— begin GIVEN TEXT —

2 Description and Modelling of the Problem
The blade passage modeled here is based on a steam microturbine currently under development [25]. It consists of a 4-mm diameter rotor with a single radial turbine stage. It is designed to operate at 1.2 × 106 RPM (Ω = 125714 rad/s), which corresponds to a tip speed of approximately 250 m/s. The nominal blade dimensions are 109 microns chord and 100 microns height. The rotor blade is obtained by modifying the A3K7 profile [26]. We consider a single blade passage to give an adequate description of the flow and losses within this radial turbine. Fig. 2 gives all details about the computational domain and also surfaces where losses are calculated. The fluid is water vapour entering at 600 K, considered as a compressible ideal gas. Stationary adiabatic calculations are performed at different incidences (α = 0°, 5°, 10° and 15°) and different tip clearances (0%, 0.5%, 1.5%, 2.5%, 5%, 7.5%, 10%, 15% and 20%), varying the inlet total pressure and the scale of the cascade to vary the chord-based inlet Reynolds number from 40 < Rec < 2500, while maintaining Mach number within 0.3 < M < 0.5. Losses are calculated by taking averaged properties at the cascade’s inlet (S1) and outlet (S3); plots will also be shown at the mid-chord plane (S2) (Fig. 2).
Figure 2: Computation domain and discretization for the CFD calculations of the microturbine cascade. (a) Sketch of the cascade computational domain, showing the relevant planes and sections. (b) Computational discretization, showing grids on the blade surfaces and cross-sections to illustrate the refined grids near the tip clearance, blade surface, leading edge and trailing edge
The coupled partial differential equations describing the flow field are discretized with the finite volume method, using a commercial solver (Ansys-Fluent). Second order upwind discretization is used. The rectangular staggered grid is non-uniform in both directions: it is finer near the walls and in the tip clearances where gradients are more important. Grid size plays an important role in both convergence and accuracy of the solution. It was indicated that in the 2D case (x-y plane), 20,000 triangular nodes are sufficient to force grid independence [7,24,27] and that 15000 rectangular nodes give identical results [8]. Since the 3D geometry is simply a sweep of the 2D profile, the mesh can be described by its discretization in the three main components. Grids with increasing density were tested for blade passage without tip clearance as a reference. The study indicates that a minimum grid of 40 nodes in the Z direction is sufficient to capture losses, which is consistent with the fact that a minimum number of twelve nodes allow a representation of the boundary layer [28]. Nevertheless, further refinement of the grid was motivated by the desire to represent well the details of the vortices. Tab. 1 shows the final grid density, divided into three blocs (upstream of the leading edge, the blade passage, and downstream of the trailing edge).

— end GIVEN TEXT —
— begin DATASET EXTRACT —

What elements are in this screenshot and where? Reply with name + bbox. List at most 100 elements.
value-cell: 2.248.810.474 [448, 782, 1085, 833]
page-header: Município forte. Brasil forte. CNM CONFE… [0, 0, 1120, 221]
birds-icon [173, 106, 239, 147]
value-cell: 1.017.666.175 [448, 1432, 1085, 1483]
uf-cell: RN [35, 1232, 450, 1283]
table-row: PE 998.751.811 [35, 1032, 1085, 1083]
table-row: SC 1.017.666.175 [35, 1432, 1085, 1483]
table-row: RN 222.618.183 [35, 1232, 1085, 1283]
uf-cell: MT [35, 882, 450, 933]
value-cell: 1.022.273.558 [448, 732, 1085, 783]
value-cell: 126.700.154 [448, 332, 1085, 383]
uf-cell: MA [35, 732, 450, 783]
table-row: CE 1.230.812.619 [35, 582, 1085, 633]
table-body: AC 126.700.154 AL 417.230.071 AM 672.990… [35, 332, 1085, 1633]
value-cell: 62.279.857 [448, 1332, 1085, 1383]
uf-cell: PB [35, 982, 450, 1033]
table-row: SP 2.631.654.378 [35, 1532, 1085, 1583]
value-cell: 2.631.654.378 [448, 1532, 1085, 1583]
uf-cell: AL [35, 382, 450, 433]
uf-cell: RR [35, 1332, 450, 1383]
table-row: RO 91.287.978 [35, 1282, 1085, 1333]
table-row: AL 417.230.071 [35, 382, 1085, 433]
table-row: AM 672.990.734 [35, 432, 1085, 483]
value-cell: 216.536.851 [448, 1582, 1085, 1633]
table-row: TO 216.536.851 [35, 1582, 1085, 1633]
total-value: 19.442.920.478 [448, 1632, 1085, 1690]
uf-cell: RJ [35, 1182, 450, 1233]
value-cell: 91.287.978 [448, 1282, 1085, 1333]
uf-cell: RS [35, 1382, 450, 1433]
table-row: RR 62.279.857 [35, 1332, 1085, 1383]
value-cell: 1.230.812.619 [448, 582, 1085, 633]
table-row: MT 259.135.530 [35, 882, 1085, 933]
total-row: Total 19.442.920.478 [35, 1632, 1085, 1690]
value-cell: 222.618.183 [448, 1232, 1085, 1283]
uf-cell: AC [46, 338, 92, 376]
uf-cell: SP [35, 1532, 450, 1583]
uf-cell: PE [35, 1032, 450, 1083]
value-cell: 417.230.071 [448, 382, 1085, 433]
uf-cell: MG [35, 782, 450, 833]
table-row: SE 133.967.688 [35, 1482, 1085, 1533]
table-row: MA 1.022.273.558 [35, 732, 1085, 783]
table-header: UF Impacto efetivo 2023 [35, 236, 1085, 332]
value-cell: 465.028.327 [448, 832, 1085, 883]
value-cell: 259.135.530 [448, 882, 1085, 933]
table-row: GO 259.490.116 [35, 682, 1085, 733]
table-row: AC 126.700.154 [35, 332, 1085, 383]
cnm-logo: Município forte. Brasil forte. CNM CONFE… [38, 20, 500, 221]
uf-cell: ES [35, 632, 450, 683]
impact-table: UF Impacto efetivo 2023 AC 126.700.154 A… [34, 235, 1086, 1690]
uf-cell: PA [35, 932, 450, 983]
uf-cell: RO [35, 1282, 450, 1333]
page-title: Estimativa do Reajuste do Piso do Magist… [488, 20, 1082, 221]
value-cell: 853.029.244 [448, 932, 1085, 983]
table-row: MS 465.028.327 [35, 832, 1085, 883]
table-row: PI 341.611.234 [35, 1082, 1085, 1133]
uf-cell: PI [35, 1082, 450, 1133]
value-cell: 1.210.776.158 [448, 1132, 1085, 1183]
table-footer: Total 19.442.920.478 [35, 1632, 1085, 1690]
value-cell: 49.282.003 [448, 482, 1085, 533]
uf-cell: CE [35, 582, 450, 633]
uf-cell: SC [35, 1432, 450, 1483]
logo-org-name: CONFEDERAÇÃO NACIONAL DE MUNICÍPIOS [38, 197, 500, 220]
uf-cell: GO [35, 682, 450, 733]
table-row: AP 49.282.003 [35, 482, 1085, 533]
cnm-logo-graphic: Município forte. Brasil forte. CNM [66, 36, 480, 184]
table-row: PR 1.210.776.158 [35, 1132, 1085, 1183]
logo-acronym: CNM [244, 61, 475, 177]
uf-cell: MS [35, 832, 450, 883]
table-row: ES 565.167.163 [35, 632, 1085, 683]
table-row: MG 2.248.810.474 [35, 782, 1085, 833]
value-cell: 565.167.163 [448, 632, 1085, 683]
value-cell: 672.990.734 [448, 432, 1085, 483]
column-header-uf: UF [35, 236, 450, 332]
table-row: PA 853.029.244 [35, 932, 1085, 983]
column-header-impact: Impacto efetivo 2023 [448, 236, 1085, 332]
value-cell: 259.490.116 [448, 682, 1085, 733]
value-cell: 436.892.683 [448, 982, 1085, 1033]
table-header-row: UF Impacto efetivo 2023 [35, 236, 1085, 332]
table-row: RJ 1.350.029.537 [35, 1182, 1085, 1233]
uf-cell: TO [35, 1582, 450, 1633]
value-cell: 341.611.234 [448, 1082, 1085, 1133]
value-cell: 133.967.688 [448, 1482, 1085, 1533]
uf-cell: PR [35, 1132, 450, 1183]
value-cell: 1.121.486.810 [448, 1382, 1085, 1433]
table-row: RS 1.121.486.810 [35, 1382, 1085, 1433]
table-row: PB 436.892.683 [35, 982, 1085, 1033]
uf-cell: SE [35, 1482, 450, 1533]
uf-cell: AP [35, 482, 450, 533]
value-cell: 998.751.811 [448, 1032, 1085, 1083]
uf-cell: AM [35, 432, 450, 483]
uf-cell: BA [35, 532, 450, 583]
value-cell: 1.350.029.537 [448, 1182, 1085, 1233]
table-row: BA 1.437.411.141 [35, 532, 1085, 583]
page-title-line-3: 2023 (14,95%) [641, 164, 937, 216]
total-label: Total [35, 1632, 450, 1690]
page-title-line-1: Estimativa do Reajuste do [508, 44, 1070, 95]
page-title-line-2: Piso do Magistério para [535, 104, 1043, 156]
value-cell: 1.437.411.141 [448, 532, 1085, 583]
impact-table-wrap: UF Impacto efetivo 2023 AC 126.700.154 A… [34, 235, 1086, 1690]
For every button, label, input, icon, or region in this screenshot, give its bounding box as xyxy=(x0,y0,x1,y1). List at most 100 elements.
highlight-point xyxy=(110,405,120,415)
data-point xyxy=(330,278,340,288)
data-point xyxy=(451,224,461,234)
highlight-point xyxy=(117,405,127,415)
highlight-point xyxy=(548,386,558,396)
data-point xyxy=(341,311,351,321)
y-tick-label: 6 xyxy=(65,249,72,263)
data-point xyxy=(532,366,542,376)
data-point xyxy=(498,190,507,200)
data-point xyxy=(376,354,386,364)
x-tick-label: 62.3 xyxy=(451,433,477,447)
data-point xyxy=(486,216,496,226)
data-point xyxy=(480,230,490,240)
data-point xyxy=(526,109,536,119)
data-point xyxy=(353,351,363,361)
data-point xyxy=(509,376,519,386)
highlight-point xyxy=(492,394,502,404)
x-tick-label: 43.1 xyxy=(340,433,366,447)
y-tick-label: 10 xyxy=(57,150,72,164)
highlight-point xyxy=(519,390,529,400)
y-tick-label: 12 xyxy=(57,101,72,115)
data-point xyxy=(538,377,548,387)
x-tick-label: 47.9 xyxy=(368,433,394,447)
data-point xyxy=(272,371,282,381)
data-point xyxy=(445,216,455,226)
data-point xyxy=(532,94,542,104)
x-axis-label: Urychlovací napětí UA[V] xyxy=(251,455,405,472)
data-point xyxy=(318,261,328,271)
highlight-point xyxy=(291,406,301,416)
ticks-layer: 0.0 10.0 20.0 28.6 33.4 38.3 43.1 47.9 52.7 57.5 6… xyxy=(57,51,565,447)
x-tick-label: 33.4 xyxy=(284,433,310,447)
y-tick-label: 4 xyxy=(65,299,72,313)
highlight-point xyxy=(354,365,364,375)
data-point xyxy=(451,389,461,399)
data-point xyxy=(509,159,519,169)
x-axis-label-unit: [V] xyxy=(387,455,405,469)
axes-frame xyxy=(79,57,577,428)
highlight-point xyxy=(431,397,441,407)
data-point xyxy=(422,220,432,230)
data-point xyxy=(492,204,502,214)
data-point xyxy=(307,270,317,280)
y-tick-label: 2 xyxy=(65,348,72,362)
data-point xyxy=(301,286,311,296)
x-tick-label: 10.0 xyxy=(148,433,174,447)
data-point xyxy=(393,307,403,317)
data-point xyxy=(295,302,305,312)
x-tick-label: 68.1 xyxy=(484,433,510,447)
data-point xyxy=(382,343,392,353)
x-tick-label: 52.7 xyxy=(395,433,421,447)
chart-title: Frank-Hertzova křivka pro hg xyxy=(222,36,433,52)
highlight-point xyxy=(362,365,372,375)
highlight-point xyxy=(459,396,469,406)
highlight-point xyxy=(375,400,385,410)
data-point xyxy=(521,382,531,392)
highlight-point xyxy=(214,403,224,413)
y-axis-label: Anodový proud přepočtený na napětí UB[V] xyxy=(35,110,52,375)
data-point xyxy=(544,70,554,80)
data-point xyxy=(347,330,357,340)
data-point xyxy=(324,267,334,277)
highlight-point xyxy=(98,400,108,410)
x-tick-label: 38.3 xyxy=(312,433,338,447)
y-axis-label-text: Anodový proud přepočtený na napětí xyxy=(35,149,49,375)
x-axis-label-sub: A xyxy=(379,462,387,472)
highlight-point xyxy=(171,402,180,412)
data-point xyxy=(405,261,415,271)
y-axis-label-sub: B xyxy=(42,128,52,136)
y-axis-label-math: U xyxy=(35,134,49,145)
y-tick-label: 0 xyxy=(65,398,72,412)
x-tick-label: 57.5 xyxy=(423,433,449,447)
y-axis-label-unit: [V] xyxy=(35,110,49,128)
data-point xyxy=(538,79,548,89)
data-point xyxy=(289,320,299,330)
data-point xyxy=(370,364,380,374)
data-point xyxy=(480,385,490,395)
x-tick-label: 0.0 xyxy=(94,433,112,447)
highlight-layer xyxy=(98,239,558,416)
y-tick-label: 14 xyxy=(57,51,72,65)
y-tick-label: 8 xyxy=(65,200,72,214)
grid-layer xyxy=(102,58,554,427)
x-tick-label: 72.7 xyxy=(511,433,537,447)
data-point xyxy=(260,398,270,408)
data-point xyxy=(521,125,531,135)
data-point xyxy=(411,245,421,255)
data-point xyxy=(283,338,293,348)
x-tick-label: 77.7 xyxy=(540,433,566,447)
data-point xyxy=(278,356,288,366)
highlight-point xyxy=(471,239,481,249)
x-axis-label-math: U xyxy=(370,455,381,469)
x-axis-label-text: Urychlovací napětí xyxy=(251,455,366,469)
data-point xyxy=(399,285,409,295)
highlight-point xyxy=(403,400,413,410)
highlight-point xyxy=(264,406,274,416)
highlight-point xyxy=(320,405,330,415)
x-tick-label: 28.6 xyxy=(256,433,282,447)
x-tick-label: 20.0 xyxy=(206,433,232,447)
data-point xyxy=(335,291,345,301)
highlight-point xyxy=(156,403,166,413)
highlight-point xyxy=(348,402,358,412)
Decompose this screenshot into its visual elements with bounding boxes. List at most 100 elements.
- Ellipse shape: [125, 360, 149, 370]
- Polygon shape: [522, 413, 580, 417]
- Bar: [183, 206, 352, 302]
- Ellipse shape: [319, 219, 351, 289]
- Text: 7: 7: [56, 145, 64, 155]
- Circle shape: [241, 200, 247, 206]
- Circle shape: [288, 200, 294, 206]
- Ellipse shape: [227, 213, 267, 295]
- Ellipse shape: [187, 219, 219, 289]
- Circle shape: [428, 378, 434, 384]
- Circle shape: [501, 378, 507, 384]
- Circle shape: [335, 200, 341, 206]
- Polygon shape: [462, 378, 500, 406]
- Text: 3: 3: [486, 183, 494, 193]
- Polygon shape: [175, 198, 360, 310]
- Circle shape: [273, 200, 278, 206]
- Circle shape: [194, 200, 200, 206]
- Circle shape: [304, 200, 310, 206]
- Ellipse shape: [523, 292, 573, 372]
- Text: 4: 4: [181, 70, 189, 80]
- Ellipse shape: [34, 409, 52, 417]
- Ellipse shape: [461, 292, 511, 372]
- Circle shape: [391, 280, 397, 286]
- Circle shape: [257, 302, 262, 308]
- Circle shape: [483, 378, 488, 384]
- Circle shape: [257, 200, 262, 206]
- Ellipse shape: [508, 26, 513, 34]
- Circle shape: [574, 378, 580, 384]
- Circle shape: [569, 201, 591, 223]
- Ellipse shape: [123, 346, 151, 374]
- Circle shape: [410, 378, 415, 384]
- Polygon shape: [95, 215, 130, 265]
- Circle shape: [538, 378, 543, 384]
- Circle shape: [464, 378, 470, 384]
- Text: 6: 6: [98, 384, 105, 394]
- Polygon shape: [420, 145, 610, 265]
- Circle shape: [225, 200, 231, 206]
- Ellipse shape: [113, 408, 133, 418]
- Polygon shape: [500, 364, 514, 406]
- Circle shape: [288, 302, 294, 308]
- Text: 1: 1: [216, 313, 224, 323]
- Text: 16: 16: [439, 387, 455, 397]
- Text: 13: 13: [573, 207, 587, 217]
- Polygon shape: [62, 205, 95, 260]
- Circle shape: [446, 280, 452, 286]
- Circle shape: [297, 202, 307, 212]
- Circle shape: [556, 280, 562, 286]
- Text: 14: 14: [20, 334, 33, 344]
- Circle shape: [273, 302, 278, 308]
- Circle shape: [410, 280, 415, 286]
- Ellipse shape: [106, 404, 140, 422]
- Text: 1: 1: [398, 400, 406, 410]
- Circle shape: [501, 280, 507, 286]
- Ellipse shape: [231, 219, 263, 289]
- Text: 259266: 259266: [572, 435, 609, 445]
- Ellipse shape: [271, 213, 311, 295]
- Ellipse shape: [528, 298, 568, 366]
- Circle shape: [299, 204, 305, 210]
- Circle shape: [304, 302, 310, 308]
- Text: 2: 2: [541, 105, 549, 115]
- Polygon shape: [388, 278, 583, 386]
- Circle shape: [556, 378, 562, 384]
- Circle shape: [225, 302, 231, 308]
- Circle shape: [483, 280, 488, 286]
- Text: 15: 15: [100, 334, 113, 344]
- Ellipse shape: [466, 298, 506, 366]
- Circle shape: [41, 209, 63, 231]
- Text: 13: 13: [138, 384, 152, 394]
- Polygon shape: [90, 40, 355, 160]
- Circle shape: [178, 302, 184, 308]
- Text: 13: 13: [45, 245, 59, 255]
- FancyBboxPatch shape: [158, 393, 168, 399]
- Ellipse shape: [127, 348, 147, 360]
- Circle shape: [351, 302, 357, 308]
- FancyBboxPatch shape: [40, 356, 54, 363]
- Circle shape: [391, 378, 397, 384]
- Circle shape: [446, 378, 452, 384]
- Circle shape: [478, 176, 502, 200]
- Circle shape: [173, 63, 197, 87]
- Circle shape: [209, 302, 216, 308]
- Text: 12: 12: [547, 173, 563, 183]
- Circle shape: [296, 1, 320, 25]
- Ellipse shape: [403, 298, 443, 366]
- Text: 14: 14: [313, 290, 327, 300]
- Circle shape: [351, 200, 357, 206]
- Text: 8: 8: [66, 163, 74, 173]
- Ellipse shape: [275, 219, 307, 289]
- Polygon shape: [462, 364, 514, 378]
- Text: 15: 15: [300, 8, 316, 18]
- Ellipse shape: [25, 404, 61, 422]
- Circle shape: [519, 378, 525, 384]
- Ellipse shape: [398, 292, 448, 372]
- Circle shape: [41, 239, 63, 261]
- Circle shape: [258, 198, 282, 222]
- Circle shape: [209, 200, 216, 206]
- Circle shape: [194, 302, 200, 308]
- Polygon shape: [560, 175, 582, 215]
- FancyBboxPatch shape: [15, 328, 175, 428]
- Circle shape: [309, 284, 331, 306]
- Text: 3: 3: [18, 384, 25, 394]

— end DATASET EXTRACT —

**PROBLEMS AND TASKS**
1) In the text on the microturbine blade passage, what fluid is used, and at what temperature does it enter?
2) Write the next part of the text on the microturbine blade passage, picking up after its last sentence.
You won't need the lines to do any of this.

**ANSWERS GIVEN**
1) Water vapor, entering at 600 K.

2)
When a tip clearance is added, we maintain the same mesh up to the blade height, but with an additional mesh to cover the gap. For tip clearances of 0.5%, 1.5%, 2.5%, 5%, 7.5%, 10%, 15% and 20% of blade height the added number of grid nodes along z are 6, 12, 16, 18, 26, 30, 30 and 30 respectively. Doubling the number of grid nodes in the tip clearance was verified not to change the results. Convergence is declared when the cumulative residuals for all conservation equations are less than at least 10–10 and when the drag coefficients are mainly constant especially on the top wall of the blade.
3 Description of the Flow Structures
The design of recent microturbines has been generally based on 2D calculations, since classical turbines generally exhibit a core meridional flow that validates the 2D assumption. The present study is the first detailed investigation of the 3D flow structures in microturbine to support future design efforts. This section presents the vortical flow structures, consisting of the horseshoe to passage vortex, the tip vortex and the rest of secondary vortices. To clearly distinguish the tip vortex from the passage vortex, a cascade without tip clearance (referred to as ideal) is considered first. Influence of Reynolds number on the passage vortex is analysed. Secondly the more realistic configuration with tip clearance is studied, followed by a discussion of the secondary vortices also present. To visualise the vortical structures, the Q criteria [29] is used, which is the second invariant of the velocity gradient tensor. The rotation direction is identified by coloring the vortices by the helicity (defined by the dot product of vorticity (curl of the flow velocity) and the velocity vector) and also adding some streamlines.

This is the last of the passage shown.